**STATED TASK**
Count every line below that contains "this", then state the total with no other output.
-- Start GIVEN ENTRIES --
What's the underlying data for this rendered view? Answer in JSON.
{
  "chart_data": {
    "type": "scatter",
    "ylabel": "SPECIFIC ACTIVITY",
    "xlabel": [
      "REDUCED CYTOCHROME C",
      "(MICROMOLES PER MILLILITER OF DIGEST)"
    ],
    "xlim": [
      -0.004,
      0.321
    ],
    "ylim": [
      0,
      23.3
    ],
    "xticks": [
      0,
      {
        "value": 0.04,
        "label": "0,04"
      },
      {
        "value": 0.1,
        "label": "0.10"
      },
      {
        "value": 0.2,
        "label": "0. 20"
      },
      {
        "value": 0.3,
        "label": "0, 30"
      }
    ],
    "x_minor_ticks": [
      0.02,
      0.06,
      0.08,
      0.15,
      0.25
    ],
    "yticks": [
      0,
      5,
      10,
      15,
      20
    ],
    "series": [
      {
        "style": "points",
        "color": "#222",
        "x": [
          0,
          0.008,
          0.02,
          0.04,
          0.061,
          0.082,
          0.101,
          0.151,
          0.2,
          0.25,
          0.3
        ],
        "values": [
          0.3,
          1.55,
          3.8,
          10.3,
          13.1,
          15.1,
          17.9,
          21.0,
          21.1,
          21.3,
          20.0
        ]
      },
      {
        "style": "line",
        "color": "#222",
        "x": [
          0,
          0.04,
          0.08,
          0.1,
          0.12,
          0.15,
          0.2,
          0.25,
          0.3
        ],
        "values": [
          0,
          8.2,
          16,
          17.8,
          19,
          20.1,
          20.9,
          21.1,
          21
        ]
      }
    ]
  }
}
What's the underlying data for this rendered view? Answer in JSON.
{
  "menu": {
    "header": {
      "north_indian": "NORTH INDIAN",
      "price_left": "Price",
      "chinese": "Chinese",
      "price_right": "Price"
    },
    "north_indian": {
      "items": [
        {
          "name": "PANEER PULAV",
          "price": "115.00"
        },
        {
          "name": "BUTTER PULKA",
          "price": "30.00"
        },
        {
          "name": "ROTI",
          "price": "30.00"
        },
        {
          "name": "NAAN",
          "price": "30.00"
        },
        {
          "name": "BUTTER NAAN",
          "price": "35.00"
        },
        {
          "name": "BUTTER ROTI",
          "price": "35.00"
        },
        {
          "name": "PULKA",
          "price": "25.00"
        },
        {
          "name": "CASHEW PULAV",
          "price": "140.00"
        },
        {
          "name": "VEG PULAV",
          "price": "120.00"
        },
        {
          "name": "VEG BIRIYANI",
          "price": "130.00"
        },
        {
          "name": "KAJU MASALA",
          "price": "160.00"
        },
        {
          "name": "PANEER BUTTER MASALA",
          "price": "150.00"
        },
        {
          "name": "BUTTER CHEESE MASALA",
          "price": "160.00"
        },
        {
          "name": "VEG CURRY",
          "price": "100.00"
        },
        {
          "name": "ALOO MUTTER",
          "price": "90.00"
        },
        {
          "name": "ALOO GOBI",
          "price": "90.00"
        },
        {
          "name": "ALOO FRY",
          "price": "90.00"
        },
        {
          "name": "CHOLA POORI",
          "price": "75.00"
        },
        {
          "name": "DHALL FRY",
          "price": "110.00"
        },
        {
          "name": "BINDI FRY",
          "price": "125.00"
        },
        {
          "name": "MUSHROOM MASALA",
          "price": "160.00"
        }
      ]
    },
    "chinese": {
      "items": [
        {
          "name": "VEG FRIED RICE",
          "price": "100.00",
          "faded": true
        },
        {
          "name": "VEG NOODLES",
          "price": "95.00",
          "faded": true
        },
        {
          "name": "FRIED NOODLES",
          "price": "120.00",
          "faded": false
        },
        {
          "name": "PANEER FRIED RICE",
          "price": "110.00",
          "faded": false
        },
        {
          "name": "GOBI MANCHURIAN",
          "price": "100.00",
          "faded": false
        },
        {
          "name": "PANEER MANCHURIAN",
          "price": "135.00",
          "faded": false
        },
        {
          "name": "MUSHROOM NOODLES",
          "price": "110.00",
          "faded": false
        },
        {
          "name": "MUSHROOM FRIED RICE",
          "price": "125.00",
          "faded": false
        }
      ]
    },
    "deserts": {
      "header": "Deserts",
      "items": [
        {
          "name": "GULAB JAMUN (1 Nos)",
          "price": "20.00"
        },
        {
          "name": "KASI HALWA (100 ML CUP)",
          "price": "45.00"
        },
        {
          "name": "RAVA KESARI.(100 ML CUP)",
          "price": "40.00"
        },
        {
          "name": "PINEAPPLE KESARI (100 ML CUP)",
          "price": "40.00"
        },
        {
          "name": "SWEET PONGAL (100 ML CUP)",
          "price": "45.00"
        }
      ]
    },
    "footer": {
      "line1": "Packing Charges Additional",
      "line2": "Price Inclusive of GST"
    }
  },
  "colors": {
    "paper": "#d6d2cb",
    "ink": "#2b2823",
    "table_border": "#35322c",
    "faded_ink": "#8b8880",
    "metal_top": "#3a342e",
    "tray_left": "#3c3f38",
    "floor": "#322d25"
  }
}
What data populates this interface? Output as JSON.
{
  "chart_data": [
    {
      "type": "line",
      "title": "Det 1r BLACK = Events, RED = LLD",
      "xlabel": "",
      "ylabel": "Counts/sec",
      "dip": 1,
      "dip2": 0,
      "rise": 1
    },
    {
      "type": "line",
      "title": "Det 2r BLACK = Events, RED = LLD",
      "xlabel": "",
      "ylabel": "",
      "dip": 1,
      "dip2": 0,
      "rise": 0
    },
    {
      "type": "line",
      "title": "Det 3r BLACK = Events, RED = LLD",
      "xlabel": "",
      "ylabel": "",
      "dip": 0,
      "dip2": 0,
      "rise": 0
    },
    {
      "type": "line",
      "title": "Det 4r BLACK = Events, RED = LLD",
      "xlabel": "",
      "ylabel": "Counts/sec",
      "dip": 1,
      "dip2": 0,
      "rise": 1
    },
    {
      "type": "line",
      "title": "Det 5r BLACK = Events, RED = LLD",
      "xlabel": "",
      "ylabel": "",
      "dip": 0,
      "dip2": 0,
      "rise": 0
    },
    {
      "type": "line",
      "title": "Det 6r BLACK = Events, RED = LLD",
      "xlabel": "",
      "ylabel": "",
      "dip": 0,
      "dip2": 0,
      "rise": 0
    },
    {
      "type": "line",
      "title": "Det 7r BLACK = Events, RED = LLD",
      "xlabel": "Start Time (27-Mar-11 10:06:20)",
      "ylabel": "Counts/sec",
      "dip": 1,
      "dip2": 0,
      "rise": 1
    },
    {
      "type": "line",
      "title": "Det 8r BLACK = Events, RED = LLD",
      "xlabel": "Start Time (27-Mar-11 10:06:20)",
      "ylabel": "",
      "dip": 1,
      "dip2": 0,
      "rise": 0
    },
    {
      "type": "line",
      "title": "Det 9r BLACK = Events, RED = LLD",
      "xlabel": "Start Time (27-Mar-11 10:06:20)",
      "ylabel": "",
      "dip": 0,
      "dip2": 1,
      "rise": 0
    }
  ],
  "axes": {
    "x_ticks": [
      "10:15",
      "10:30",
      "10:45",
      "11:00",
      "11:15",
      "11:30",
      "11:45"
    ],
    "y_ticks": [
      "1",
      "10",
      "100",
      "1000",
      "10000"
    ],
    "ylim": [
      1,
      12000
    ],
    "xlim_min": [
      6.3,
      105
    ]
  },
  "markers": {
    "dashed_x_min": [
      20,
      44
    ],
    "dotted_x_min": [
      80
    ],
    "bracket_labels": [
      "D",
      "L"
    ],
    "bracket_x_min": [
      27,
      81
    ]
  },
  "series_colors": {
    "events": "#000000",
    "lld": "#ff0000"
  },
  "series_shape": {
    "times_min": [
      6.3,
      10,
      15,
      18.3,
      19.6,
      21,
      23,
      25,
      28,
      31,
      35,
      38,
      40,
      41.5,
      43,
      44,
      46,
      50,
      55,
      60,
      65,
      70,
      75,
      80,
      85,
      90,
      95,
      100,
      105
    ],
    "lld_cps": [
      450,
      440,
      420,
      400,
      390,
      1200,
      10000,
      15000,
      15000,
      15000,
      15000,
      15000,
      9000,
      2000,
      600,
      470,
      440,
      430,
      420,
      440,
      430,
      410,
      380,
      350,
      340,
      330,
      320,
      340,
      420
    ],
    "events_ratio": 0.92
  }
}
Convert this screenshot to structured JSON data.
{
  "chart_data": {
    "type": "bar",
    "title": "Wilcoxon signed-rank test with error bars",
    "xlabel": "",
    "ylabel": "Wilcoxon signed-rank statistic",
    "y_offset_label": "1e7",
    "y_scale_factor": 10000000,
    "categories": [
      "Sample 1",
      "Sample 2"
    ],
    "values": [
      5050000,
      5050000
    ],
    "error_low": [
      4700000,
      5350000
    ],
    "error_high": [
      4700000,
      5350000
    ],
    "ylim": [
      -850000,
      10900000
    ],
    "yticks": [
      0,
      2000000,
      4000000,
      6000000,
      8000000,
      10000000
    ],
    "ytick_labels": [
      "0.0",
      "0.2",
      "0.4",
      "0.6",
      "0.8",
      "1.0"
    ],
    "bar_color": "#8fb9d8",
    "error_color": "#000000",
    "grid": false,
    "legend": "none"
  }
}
-- End GIVEN ENTRIES --
**ANSWER**
4